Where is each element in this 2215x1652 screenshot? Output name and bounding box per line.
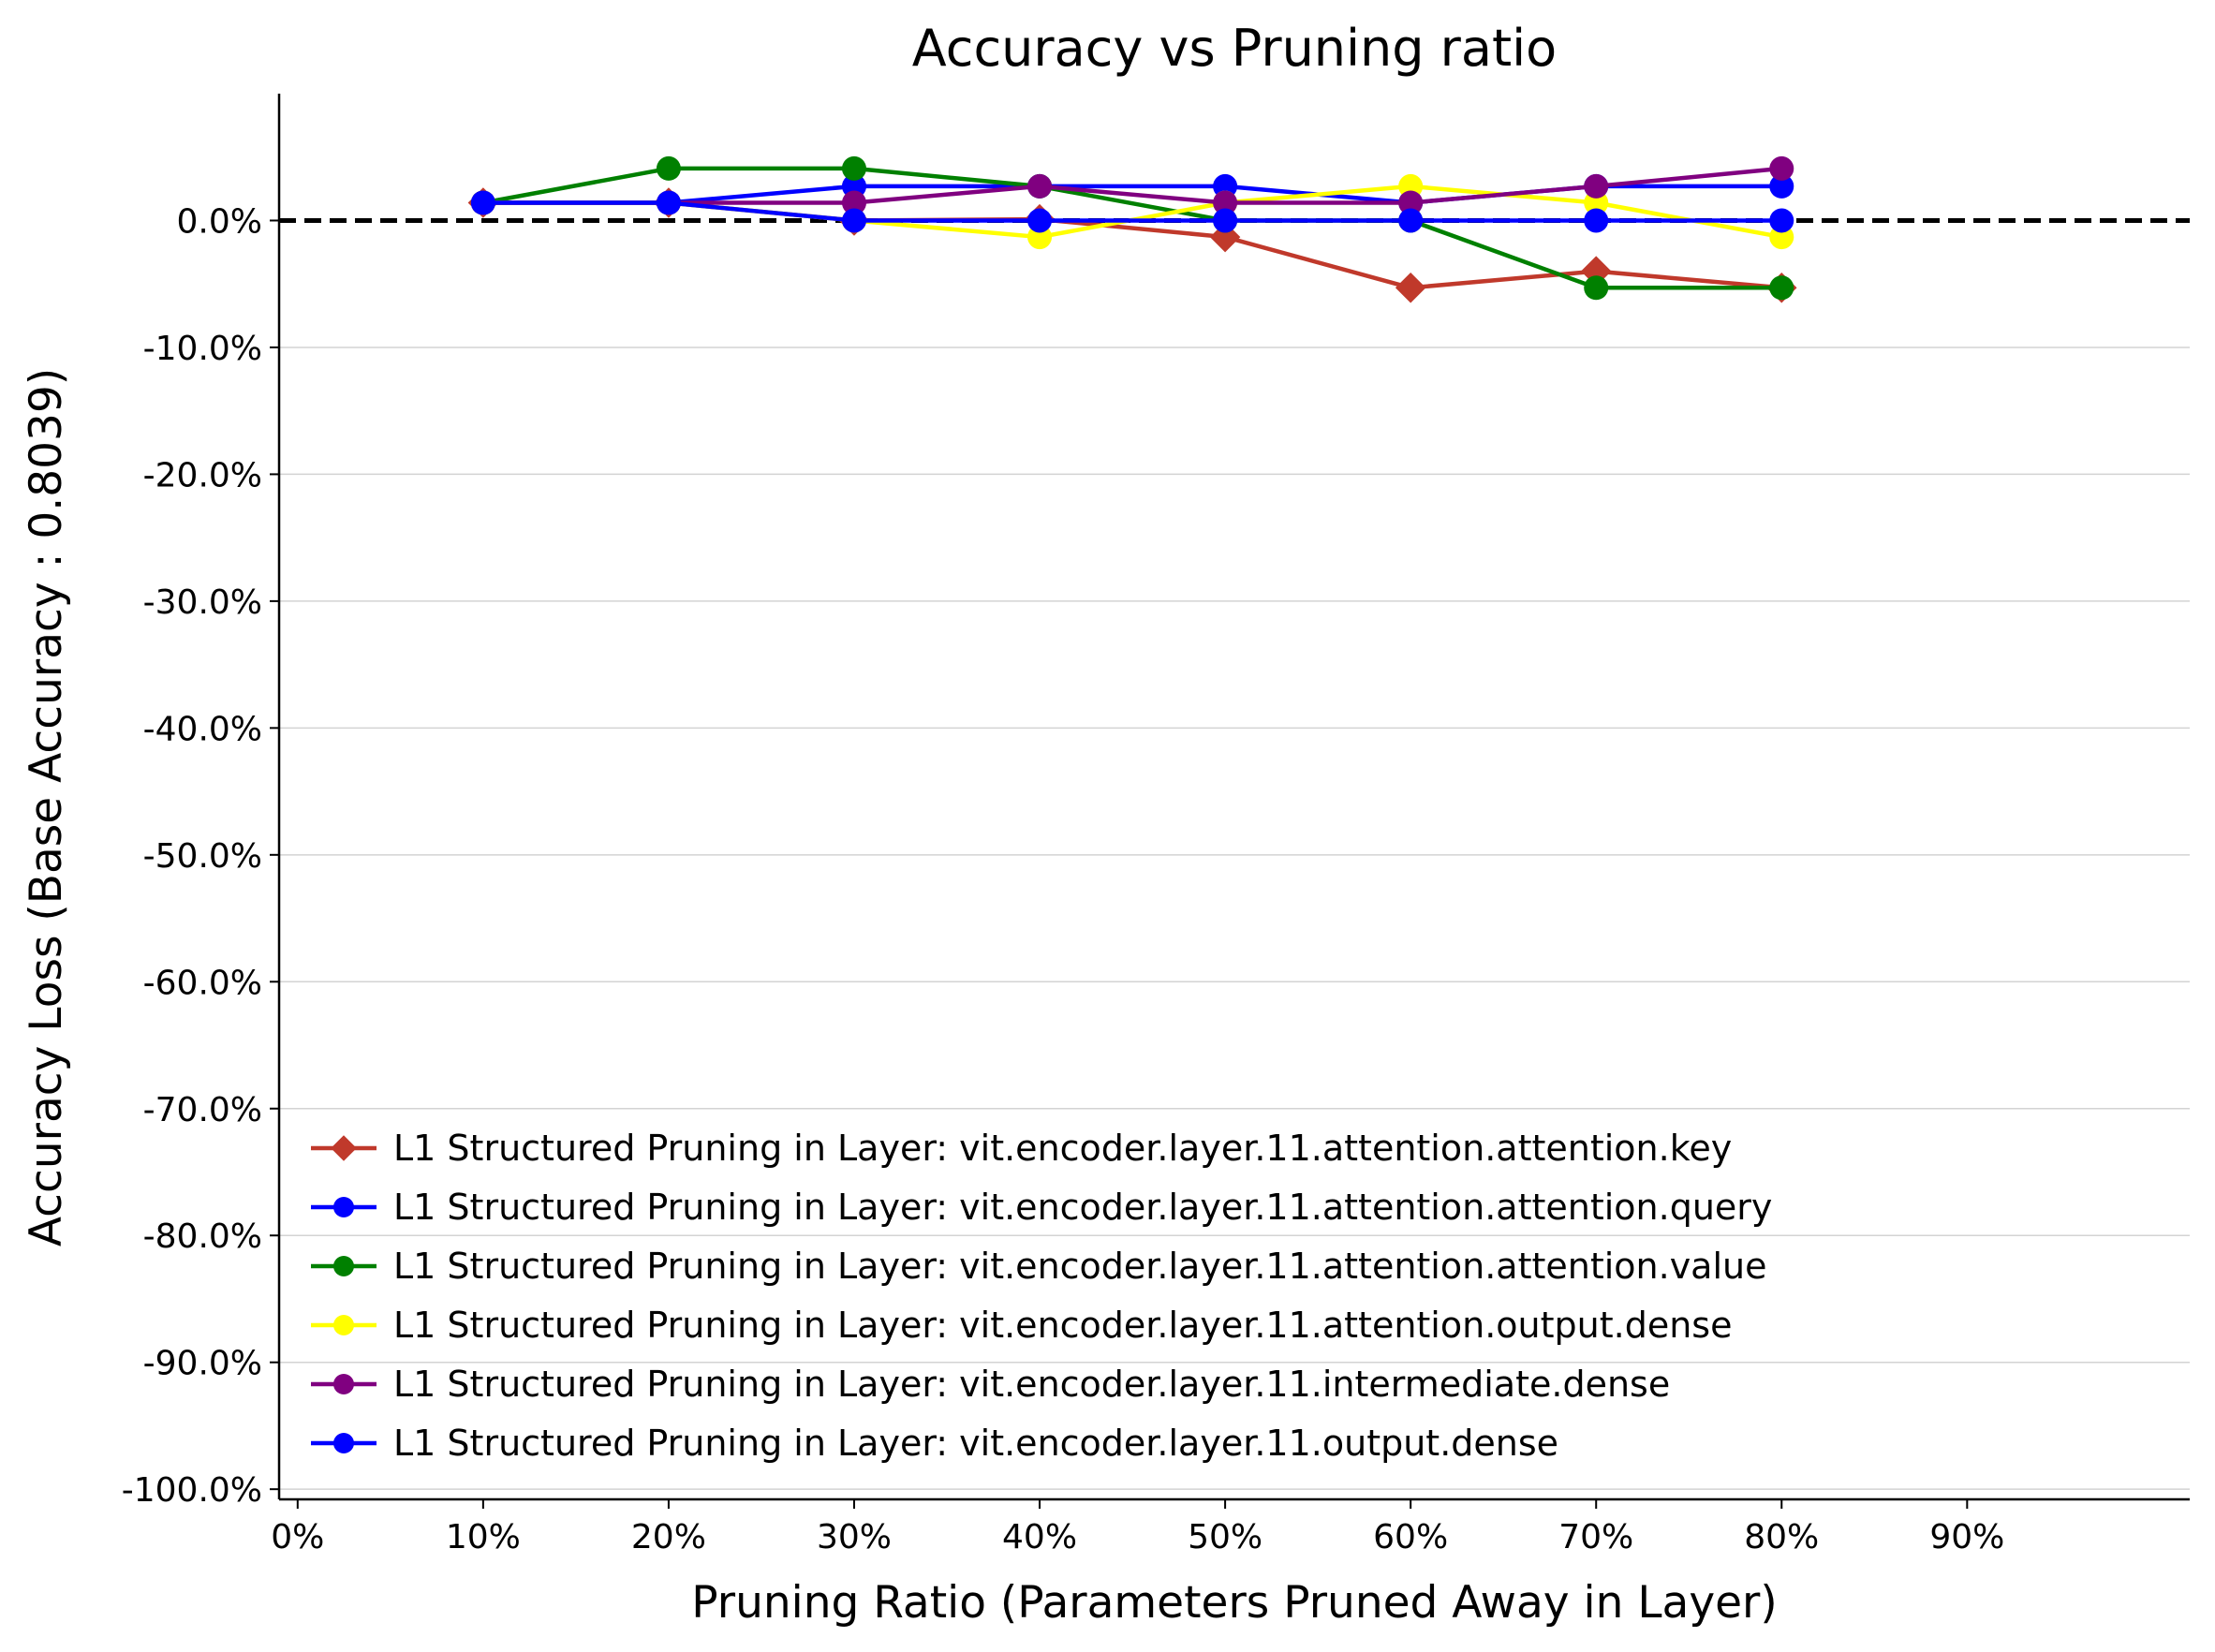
data-point — [1398, 208, 1424, 233]
legend-item-2: L1 Structured Pruning in Layer: vit.enco… — [311, 1187, 1772, 1228]
x-tick-label: 40% — [1002, 1518, 1077, 1556]
y-tick-label: -30.0% — [143, 583, 262, 622]
series-line — [482, 166, 1782, 205]
legend-label: L1 Structured Pruning in Layer: vit.enco… — [393, 1364, 1670, 1405]
data-point — [656, 190, 681, 215]
x-tick-label: 0% — [271, 1518, 324, 1556]
data-point — [470, 190, 495, 215]
y-tick-label: -70.0% — [143, 1091, 262, 1129]
x-tick-label: 90% — [1929, 1518, 2004, 1556]
grid-lines — [279, 347, 2190, 1490]
series-6 — [470, 190, 1794, 233]
data-point — [656, 155, 681, 181]
data-point — [841, 155, 866, 181]
legend-label: L1 Structured Pruning in Layer: vit.enco… — [393, 1423, 1558, 1464]
legend-item-5: L1 Structured Pruning in Layer: vit.enco… — [311, 1364, 1670, 1405]
y-tick-label: -100.0% — [122, 1471, 262, 1510]
data-point — [1769, 173, 1794, 199]
data-point — [1213, 190, 1238, 215]
legend-label: L1 Structured Pruning in Layer: vit.enco… — [393, 1187, 1772, 1228]
y-tick-label: -40.0% — [143, 710, 262, 748]
x-tick-label: 70% — [1558, 1518, 1633, 1556]
legend-item-4: L1 Structured Pruning in Layer: vit.enco… — [311, 1305, 1732, 1346]
series-group — [467, 155, 1797, 303]
series-line — [482, 200, 1782, 223]
x-tick-label: 10% — [446, 1518, 521, 1556]
data-point — [1395, 273, 1426, 303]
data-point — [841, 190, 866, 215]
data-point — [333, 1433, 354, 1453]
y-tick-label: 0.0% — [177, 202, 262, 241]
legend-label: L1 Structured Pruning in Layer: vit.enco… — [393, 1246, 1767, 1287]
y-tick-label: -50.0% — [143, 837, 262, 876]
data-point — [333, 1197, 354, 1217]
data-point — [333, 1374, 354, 1394]
data-point — [1398, 190, 1424, 215]
data-point — [331, 1135, 357, 1161]
data-point — [1769, 155, 1794, 181]
legend-item-1: L1 Structured Pruning in Layer: vit.enco… — [311, 1128, 1732, 1169]
data-point — [333, 1315, 354, 1335]
data-point — [1584, 173, 1609, 199]
y-tick-label: -60.0% — [143, 964, 262, 1002]
data-point — [1584, 275, 1609, 301]
legend: L1 Structured Pruning in Layer: vit.enco… — [311, 1128, 1772, 1464]
legend-label: L1 Structured Pruning in Layer: vit.enco… — [393, 1305, 1732, 1346]
y-tick-label: -80.0% — [143, 1217, 262, 1256]
y-tick-label: -20.0% — [143, 456, 262, 494]
data-point — [1027, 173, 1053, 199]
data-point — [841, 208, 866, 233]
x-tick-label: 50% — [1188, 1518, 1263, 1556]
y-tick-label: -10.0% — [143, 330, 262, 368]
data-point — [333, 1256, 354, 1276]
series-line — [482, 166, 1782, 290]
x-tick-label: 80% — [1744, 1518, 1819, 1556]
x-tick-label: 60% — [1373, 1518, 1448, 1556]
data-point — [1027, 208, 1053, 233]
legend-item-6: L1 Structured Pruning in Layer: vit.enco… — [311, 1423, 1558, 1464]
data-point — [1769, 275, 1794, 301]
x-axis-label: Pruning Ratio (Parameters Pruned Away in… — [691, 1577, 1777, 1629]
x-ticks: 0% 10% 20% 30% 40% 50% 60% 70% 80% 90% — [271, 1499, 2004, 1556]
x-tick-label: 20% — [631, 1518, 706, 1556]
legend-label: L1 Structured Pruning in Layer: vit.enco… — [393, 1128, 1732, 1169]
legend-item-3: L1 Structured Pruning in Layer: vit.enco… — [311, 1246, 1767, 1287]
data-point — [1769, 208, 1794, 233]
x-tick-label: 30% — [817, 1518, 892, 1556]
axes — [277, 94, 2190, 1501]
chart-title: Accuracy vs Pruning ratio — [912, 19, 1557, 78]
y-tick-label: -90.0% — [143, 1345, 262, 1383]
data-point — [1213, 208, 1238, 233]
data-point — [1584, 208, 1609, 233]
y-ticks: 0.0% -10.0% -20.0% -30.0% -40.0% -50.0% -60.0%… — [122, 202, 279, 1510]
y-axis-label: Accuracy Loss (Base Accuracy : 0.8039) — [21, 368, 72, 1246]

- - -

Set exercise:
Copy every line of the material above word for word, leaving out the picture.

Exercise result:
Where is each element in this 2215x1652 screenshot? Output name and bounding box per line.
data-point — [1398, 208, 1424, 233]
legend-item-2: L1 Structured Pruning in Layer: vit.enco… — [311, 1187, 1772, 1228]
x-tick-label: 40% — [1002, 1518, 1077, 1556]
y-tick-label: -30.0% — [143, 583, 262, 622]
series-line — [482, 166, 1782, 205]
legend-label: L1 Structured Pruning in Layer: vit.enco… — [393, 1364, 1670, 1405]
data-point — [656, 190, 681, 215]
x-tick-label: 0% — [271, 1518, 324, 1556]
data-point — [470, 190, 495, 215]
y-tick-label: -70.0% — [143, 1091, 262, 1129]
x-tick-label: 90% — [1929, 1518, 2004, 1556]
grid-lines — [279, 347, 2190, 1490]
series-6 — [470, 190, 1794, 233]
data-point — [656, 155, 681, 181]
data-point — [841, 155, 866, 181]
legend-label: L1 Structured Pruning in Layer: vit.enco… — [393, 1423, 1558, 1464]
legend-item-5: L1 Structured Pruning in Layer: vit.enco… — [311, 1364, 1670, 1405]
y-tick-label: -100.0% — [122, 1471, 262, 1510]
data-point — [1769, 173, 1794, 199]
data-point — [1213, 190, 1238, 215]
legend-label: L1 Structured Pruning in Layer: vit.enco… — [393, 1187, 1772, 1228]
y-tick-label: -40.0% — [143, 710, 262, 748]
x-tick-label: 70% — [1558, 1518, 1633, 1556]
legend-item-4: L1 Structured Pruning in Layer: vit.enco… — [311, 1305, 1732, 1346]
series-group — [467, 155, 1797, 303]
series-line — [482, 200, 1782, 223]
x-tick-label: 10% — [446, 1518, 521, 1556]
data-point — [1395, 273, 1426, 303]
data-point — [841, 190, 866, 215]
data-point — [333, 1433, 354, 1453]
y-tick-label: 0.0% — [177, 202, 262, 241]
legend-label: L1 Structured Pruning in Layer: vit.enco… — [393, 1246, 1767, 1287]
y-tick-label: -50.0% — [143, 837, 262, 876]
data-point — [333, 1197, 354, 1217]
data-point — [333, 1374, 354, 1394]
data-point — [1398, 190, 1424, 215]
data-point — [331, 1135, 357, 1161]
data-point — [1769, 155, 1794, 181]
legend-item-1: L1 Structured Pruning in Layer: vit.enco… — [311, 1128, 1732, 1169]
data-point — [333, 1315, 354, 1335]
data-point — [1584, 173, 1609, 199]
y-tick-label: -60.0% — [143, 964, 262, 1002]
data-point — [1584, 275, 1609, 301]
legend: L1 Structured Pruning in Layer: vit.enco… — [311, 1128, 1772, 1464]
legend-label: L1 Structured Pruning in Layer: vit.enco… — [393, 1305, 1732, 1346]
y-tick-label: -80.0% — [143, 1217, 262, 1256]
y-tick-label: -20.0% — [143, 456, 262, 494]
data-point — [1027, 173, 1053, 199]
data-point — [841, 208, 866, 233]
x-tick-label: 50% — [1188, 1518, 1263, 1556]
y-tick-label: -10.0% — [143, 330, 262, 368]
data-point — [333, 1256, 354, 1276]
series-line — [482, 166, 1782, 290]
x-tick-label: 80% — [1744, 1518, 1819, 1556]
x-tick-label: 60% — [1373, 1518, 1448, 1556]
data-point — [1027, 208, 1053, 233]
legend-item-6: L1 Structured Pruning in Layer: vit.enco… — [311, 1423, 1558, 1464]
data-point — [1769, 275, 1794, 301]
x-axis-label: Pruning Ratio (Parameters Pruned Away in… — [691, 1577, 1777, 1629]
x-ticks: 0% 10% 20% 30% 40% 50% 60% 70% 80% 90% — [271, 1499, 2004, 1556]
x-tick-label: 20% — [631, 1518, 706, 1556]
legend-label: L1 Structured Pruning in Layer: vit.enco… — [393, 1128, 1732, 1169]
legend-item-3: L1 Structured Pruning in Layer: vit.enco… — [311, 1246, 1767, 1287]
data-point — [1769, 208, 1794, 233]
x-tick-label: 30% — [817, 1518, 892, 1556]
axes — [277, 94, 2190, 1501]
chart-title: Accuracy vs Pruning ratio — [912, 19, 1557, 78]
y-tick-label: -90.0% — [143, 1345, 262, 1383]
data-point — [1213, 208, 1238, 233]
data-point — [1584, 208, 1609, 233]
y-ticks: 0.0% -10.0% -20.0% -30.0% -40.0% -50.0% -60.0%… — [122, 202, 279, 1510]
y-axis-label: Accuracy Loss (Base Accuracy : 0.8039) — [21, 368, 72, 1246]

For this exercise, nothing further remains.